*Aim:* In the entries that follow, find the word "Участники" and report each line it is on.

.....

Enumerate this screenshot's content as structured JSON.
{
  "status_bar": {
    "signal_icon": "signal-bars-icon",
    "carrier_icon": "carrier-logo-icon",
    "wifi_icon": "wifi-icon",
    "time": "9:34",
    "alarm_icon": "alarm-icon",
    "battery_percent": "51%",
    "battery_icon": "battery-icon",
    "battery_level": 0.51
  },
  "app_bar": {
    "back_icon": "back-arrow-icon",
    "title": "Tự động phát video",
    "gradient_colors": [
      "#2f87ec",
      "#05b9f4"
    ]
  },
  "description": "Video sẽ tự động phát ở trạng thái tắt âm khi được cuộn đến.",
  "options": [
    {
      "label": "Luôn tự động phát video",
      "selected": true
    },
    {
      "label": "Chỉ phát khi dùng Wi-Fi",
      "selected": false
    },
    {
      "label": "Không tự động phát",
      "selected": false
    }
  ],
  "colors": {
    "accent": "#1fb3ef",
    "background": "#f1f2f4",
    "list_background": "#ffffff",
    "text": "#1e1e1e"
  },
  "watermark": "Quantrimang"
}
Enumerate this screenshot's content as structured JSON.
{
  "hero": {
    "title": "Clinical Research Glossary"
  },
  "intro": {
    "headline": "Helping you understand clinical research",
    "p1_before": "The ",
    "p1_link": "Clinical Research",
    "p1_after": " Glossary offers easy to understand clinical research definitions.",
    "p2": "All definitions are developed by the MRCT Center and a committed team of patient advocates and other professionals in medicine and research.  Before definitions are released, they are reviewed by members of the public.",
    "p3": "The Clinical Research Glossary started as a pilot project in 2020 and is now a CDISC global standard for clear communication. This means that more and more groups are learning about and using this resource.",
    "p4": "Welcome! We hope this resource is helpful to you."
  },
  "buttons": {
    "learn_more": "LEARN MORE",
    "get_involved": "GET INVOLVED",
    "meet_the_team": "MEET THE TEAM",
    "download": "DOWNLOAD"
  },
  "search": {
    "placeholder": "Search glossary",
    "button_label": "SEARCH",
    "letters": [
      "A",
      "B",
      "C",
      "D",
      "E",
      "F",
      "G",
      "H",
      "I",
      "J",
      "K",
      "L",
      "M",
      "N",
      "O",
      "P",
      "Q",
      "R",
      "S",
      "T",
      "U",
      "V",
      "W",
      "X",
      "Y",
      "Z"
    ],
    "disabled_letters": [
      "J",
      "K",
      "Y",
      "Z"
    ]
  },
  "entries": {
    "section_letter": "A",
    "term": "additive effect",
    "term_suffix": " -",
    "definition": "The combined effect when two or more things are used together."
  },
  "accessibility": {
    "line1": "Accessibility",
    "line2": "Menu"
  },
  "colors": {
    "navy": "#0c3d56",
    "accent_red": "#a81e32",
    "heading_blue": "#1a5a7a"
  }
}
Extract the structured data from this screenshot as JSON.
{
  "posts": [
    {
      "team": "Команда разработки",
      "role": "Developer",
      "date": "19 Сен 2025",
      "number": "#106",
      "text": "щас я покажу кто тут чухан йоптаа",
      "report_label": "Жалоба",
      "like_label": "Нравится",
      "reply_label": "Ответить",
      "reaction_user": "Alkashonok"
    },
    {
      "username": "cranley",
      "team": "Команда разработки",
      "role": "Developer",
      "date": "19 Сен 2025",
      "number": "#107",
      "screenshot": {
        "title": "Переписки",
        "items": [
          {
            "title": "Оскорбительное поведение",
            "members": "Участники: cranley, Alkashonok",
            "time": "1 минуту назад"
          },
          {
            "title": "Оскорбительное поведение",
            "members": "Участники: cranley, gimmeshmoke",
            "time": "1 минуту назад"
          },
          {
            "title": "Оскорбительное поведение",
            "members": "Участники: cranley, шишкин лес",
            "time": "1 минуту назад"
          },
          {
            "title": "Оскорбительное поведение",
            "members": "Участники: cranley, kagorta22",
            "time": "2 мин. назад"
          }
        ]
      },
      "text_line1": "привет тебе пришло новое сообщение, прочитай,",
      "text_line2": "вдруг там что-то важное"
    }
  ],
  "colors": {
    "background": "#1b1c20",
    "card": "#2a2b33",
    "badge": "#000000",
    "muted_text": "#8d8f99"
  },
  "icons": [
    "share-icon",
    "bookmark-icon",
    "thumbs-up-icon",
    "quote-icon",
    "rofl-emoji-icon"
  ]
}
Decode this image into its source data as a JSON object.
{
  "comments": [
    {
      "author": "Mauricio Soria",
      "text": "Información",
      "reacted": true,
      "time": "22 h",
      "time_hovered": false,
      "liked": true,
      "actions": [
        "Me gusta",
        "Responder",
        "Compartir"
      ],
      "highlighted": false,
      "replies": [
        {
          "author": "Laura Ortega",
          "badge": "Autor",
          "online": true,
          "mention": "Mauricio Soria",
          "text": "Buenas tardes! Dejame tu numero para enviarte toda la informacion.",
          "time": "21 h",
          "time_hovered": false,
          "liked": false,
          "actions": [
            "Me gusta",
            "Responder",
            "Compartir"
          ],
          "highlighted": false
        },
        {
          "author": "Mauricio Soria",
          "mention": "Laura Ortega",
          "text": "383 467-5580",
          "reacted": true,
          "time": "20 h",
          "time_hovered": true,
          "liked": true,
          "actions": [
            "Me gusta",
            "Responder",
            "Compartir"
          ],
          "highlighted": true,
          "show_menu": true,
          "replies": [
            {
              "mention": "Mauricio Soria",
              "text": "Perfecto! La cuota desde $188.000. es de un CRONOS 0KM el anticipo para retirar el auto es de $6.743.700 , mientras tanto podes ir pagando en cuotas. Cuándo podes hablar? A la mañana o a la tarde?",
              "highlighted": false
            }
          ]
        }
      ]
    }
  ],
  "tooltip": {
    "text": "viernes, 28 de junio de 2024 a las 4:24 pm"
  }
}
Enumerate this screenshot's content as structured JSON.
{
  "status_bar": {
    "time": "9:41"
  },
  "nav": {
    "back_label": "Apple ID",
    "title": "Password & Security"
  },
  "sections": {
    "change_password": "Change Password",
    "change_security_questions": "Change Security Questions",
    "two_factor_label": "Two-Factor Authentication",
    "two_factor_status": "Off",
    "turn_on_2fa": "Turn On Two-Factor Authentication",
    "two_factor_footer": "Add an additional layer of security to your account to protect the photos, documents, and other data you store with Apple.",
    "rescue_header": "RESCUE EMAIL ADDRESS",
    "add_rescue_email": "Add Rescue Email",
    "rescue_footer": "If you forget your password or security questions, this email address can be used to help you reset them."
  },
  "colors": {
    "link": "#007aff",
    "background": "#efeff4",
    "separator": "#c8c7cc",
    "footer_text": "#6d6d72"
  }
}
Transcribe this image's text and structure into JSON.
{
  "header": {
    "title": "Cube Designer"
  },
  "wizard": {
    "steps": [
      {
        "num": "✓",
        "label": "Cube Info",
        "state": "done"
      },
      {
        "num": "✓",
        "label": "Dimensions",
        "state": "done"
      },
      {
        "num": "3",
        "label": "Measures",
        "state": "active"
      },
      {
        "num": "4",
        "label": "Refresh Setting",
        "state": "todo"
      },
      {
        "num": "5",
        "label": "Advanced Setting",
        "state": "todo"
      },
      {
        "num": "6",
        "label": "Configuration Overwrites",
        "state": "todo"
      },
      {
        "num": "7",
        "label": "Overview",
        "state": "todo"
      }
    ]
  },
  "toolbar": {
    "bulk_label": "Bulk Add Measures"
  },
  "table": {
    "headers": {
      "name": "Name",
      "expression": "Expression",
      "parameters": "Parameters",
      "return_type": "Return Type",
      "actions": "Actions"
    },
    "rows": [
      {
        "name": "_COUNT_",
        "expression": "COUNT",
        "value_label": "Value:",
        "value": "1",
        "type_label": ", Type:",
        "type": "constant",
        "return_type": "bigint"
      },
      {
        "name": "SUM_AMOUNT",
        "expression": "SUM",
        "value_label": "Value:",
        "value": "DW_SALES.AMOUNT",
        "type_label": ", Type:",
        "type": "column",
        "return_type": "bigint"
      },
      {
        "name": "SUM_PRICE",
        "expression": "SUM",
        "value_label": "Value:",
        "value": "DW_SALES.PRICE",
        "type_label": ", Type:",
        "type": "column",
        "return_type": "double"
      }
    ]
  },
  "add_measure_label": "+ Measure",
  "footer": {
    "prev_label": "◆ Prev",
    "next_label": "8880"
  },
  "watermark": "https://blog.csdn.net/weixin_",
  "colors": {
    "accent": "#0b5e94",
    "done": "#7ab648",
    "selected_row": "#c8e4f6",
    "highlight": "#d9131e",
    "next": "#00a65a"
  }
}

.....

*Answer to the task:*
            "members": "Участники: cranley, Alkashonok",
            "members": "Участники: cranley, gimmeshmoke",
            "members": "Участники: cranley, шишкин лес",
            "members": "Участники: cranley, kagorta22",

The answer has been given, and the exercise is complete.